Direction - Each line in the entries below that holds the string "without" is to be listed.

Stored records -
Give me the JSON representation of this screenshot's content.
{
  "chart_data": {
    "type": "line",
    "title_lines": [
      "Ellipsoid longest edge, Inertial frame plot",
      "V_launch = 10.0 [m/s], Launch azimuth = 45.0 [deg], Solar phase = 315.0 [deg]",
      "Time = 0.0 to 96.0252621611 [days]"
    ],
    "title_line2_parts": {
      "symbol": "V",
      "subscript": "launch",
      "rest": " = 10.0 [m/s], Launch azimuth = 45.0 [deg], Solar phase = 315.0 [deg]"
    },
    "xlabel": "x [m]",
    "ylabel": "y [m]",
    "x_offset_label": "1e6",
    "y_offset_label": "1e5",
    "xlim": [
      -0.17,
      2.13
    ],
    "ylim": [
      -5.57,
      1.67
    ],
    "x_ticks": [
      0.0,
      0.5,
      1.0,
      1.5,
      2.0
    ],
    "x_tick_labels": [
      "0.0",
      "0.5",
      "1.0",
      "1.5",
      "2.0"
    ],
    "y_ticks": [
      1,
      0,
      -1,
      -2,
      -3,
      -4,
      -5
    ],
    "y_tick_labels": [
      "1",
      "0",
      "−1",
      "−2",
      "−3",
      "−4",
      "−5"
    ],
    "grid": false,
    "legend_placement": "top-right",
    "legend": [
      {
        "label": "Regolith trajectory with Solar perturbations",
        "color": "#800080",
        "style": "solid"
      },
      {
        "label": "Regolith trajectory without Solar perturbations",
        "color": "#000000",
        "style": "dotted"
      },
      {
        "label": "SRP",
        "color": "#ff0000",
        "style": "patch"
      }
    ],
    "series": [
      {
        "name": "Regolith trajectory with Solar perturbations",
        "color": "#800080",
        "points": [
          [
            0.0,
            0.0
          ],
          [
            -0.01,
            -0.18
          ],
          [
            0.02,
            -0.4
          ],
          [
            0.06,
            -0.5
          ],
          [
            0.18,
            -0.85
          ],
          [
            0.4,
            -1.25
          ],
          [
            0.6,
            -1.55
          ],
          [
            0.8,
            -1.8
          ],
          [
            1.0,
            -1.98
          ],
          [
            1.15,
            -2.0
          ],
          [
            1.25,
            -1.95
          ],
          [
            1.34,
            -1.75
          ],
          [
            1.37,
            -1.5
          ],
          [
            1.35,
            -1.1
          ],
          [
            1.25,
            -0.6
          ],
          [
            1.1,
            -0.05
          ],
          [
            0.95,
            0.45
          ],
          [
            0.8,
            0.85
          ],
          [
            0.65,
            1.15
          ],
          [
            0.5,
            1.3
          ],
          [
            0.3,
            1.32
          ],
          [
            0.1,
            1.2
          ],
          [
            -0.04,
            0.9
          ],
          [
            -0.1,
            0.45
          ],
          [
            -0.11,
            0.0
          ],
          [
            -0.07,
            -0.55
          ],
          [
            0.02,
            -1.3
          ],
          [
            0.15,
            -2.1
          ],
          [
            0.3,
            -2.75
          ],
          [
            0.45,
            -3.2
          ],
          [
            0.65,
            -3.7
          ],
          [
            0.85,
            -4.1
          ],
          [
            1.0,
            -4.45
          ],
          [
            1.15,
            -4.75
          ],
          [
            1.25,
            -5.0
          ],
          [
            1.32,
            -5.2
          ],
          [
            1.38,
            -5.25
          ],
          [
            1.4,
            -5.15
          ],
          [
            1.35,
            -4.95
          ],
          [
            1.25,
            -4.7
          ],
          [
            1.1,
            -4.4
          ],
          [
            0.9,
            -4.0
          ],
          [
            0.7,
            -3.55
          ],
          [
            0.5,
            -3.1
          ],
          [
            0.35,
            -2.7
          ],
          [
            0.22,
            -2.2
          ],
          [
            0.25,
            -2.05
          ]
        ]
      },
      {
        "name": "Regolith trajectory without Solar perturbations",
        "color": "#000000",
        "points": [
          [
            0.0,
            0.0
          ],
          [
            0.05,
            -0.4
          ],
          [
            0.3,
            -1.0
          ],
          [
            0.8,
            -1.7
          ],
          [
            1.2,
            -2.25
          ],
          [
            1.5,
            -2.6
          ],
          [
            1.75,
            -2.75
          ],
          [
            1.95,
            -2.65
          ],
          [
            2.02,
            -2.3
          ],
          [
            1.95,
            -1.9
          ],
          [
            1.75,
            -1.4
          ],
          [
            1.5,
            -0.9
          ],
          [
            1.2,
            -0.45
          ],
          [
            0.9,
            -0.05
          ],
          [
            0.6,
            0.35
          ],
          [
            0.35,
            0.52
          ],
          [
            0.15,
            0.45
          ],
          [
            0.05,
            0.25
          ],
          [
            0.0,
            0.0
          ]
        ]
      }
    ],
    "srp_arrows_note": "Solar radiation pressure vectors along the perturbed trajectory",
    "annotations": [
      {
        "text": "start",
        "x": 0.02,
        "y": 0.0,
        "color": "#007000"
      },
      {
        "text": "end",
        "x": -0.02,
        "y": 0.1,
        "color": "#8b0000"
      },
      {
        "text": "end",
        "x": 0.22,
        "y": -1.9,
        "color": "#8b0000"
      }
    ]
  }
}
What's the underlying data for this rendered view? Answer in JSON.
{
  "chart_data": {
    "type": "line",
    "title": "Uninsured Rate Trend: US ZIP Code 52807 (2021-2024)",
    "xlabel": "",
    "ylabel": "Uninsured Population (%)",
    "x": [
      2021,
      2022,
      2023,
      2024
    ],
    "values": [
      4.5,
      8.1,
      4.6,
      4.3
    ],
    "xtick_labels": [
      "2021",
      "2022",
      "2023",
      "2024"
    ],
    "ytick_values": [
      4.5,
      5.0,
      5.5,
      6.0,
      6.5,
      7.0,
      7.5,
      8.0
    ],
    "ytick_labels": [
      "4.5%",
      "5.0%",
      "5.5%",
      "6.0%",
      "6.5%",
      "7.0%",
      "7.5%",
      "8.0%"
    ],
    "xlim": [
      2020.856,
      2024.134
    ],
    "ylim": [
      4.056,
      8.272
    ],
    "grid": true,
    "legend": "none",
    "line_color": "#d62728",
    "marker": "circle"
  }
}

Answer -
        "label": "Regolith trajectory without Solar perturbations",
        "name": "Regolith trajectory without Solar perturbations",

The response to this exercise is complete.